Task data
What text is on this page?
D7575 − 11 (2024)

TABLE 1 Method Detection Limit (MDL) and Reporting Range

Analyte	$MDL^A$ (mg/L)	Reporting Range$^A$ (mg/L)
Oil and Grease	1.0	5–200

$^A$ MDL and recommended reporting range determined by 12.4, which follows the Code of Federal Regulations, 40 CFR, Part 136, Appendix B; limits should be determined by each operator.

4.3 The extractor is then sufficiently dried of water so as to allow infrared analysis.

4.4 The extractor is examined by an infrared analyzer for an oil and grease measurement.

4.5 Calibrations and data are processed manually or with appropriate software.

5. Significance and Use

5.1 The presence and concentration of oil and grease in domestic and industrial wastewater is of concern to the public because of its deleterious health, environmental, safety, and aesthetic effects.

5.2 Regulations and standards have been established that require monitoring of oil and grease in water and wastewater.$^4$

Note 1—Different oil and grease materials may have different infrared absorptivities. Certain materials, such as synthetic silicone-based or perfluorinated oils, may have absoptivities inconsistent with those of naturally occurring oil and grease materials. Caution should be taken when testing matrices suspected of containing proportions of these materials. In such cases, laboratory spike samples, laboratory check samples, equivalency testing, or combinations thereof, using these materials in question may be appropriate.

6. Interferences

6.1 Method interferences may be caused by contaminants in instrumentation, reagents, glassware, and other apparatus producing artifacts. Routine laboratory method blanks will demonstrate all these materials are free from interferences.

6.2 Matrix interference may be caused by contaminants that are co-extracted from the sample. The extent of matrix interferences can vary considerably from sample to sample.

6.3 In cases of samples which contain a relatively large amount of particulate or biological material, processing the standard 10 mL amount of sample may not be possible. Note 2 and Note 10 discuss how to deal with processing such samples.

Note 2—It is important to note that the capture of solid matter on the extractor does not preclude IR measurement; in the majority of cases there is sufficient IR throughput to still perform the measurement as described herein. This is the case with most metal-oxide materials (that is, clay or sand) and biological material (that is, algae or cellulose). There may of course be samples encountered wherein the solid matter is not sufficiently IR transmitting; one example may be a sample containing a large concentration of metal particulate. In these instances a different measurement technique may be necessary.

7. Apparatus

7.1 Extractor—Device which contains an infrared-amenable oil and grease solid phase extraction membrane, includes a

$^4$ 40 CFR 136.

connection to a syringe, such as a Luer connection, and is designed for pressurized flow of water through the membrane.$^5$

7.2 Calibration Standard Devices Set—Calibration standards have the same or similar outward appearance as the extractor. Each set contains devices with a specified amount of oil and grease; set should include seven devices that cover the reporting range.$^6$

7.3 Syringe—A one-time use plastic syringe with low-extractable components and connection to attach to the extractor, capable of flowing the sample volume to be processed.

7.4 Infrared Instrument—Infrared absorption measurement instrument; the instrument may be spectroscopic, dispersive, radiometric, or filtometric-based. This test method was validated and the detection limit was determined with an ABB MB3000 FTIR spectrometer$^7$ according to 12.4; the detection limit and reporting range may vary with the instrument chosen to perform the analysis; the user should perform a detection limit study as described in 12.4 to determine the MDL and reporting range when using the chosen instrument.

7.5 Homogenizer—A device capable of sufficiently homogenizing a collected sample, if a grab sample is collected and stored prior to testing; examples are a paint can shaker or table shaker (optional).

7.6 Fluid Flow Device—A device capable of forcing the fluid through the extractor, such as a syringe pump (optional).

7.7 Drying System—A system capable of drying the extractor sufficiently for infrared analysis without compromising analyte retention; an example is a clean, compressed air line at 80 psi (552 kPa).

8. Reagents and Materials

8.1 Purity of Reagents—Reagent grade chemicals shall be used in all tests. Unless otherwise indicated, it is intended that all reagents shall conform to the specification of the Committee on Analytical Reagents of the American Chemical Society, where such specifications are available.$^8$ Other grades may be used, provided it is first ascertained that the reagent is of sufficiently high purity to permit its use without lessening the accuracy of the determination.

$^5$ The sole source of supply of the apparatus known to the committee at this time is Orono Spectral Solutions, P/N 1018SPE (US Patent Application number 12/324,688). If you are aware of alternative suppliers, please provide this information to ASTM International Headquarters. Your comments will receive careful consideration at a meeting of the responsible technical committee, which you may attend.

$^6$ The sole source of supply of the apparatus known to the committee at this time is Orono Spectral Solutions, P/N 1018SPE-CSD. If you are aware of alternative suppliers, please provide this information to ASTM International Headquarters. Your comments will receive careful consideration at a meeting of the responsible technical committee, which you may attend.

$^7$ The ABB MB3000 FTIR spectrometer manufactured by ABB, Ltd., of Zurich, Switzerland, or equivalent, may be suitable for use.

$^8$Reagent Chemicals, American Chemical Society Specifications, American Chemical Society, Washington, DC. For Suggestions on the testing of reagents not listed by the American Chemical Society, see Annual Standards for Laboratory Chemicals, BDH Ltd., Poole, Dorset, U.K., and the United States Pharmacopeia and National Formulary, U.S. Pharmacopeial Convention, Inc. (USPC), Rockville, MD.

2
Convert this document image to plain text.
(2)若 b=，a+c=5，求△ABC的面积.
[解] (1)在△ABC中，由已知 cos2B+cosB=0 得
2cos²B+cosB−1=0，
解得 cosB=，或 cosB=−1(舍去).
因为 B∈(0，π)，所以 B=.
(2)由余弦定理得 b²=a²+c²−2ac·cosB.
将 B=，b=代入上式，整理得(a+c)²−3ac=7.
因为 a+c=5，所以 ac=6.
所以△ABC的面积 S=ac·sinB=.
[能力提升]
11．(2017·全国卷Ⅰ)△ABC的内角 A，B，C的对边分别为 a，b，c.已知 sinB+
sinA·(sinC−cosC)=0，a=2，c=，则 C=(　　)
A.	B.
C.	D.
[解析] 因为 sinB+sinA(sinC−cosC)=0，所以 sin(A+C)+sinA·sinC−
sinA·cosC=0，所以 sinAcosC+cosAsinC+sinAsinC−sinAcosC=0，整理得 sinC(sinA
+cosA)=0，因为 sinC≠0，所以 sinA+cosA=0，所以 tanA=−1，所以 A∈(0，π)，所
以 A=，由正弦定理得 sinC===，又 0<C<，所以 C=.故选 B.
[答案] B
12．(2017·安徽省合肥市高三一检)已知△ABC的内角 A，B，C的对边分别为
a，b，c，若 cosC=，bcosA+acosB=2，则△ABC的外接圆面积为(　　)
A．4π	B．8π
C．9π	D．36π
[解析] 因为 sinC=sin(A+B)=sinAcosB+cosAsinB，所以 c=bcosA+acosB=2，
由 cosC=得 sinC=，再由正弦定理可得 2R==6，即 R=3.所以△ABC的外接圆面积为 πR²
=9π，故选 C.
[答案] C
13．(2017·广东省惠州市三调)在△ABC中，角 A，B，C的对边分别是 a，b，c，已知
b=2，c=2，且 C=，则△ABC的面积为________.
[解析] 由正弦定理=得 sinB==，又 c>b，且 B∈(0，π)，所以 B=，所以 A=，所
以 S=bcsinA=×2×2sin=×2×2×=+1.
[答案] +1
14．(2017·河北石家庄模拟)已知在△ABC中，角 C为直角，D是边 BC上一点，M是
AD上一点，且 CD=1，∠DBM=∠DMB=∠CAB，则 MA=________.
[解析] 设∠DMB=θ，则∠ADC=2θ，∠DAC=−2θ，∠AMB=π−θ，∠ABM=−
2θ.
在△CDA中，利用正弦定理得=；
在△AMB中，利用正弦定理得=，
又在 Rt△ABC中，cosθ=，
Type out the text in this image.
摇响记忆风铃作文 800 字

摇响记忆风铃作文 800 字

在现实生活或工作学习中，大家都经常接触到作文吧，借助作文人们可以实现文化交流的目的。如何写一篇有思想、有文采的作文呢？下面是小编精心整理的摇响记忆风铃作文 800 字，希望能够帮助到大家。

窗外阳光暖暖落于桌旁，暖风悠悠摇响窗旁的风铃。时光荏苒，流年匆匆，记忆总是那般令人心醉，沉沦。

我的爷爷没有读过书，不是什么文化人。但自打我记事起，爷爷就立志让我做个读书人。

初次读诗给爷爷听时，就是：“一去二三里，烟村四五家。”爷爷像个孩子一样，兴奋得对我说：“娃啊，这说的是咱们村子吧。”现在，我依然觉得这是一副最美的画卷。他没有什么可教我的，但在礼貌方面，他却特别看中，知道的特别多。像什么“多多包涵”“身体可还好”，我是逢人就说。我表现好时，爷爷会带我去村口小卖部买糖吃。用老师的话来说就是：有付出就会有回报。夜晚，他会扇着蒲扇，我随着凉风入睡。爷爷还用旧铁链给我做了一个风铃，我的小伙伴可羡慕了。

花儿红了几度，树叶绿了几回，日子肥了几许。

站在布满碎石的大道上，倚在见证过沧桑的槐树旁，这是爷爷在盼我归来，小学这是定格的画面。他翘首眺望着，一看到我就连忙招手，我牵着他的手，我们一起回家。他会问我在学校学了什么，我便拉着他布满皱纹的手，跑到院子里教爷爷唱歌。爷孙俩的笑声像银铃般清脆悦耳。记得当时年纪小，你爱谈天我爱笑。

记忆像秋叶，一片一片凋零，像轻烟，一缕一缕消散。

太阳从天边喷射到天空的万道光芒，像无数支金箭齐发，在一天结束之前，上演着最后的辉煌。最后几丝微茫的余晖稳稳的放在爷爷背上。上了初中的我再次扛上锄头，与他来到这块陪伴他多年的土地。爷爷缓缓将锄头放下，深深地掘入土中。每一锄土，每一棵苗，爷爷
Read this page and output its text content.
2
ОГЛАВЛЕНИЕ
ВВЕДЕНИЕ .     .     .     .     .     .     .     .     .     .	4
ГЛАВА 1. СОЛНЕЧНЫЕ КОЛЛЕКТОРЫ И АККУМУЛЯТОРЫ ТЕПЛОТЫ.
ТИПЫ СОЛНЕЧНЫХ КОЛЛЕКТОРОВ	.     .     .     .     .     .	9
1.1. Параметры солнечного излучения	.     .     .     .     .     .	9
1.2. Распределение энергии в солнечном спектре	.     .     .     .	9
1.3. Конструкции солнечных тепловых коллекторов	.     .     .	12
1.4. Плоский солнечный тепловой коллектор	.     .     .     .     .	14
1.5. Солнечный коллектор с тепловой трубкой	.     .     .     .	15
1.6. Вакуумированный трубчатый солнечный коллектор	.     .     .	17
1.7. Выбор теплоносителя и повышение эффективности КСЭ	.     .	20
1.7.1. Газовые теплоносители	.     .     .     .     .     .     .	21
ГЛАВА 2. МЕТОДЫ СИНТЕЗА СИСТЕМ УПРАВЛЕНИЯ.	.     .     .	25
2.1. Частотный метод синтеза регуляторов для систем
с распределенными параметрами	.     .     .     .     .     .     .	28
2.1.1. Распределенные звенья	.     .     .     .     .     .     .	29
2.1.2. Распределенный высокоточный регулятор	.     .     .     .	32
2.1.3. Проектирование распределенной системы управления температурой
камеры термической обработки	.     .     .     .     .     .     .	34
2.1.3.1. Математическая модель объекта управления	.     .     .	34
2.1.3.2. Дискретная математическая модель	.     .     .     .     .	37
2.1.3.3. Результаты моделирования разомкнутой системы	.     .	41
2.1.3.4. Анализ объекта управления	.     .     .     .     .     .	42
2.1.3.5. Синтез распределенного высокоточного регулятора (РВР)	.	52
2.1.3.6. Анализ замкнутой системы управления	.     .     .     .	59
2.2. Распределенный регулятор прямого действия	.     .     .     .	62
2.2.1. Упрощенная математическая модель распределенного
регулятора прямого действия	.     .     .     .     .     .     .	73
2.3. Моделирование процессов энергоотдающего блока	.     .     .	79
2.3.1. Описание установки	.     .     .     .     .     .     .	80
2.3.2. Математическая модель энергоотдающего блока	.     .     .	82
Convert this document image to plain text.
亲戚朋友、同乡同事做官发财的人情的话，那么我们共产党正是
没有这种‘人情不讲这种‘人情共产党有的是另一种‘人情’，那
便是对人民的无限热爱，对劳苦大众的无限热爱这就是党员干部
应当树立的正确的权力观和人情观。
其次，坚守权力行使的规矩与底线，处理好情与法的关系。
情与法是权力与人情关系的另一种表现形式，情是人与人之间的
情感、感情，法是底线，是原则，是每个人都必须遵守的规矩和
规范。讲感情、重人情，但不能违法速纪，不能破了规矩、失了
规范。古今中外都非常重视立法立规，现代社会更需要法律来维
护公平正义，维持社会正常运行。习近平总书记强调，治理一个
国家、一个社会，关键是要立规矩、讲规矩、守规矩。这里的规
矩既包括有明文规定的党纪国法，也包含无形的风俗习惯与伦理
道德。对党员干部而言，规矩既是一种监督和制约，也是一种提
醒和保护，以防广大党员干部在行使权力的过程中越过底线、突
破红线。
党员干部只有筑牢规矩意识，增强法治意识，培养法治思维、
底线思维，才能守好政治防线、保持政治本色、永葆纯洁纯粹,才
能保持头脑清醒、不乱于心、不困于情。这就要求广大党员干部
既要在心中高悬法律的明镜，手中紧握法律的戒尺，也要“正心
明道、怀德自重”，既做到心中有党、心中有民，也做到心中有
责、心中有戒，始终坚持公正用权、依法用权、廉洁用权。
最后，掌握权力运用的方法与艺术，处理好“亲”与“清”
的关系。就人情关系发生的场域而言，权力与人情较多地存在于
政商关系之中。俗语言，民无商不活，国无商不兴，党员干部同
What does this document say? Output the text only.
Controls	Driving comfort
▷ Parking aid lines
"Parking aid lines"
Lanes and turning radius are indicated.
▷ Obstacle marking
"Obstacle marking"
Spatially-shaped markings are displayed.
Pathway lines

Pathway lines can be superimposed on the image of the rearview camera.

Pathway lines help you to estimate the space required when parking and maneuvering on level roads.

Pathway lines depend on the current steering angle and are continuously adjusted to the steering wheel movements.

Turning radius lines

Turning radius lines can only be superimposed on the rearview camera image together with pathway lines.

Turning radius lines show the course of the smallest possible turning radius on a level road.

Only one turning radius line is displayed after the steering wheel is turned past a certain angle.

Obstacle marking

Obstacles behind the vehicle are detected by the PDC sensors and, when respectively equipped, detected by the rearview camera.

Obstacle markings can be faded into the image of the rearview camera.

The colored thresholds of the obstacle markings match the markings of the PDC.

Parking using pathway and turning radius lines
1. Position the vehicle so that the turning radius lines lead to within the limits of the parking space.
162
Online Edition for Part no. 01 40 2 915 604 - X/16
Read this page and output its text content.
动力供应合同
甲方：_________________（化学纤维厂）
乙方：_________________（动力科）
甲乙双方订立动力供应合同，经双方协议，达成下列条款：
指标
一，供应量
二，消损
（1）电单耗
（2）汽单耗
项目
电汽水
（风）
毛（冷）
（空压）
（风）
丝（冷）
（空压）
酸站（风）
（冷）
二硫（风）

Written task
Scan the listing above. Gather each line that contains the word "системы".

Task answer
2.1.3. Проектирование распределенной системы управления температурой
2.1.3.3. Результаты моделирования разомкнутой системы	.     .	41
2.1.3.6. Анализ замкнутой системы управления	.     .     .     .	59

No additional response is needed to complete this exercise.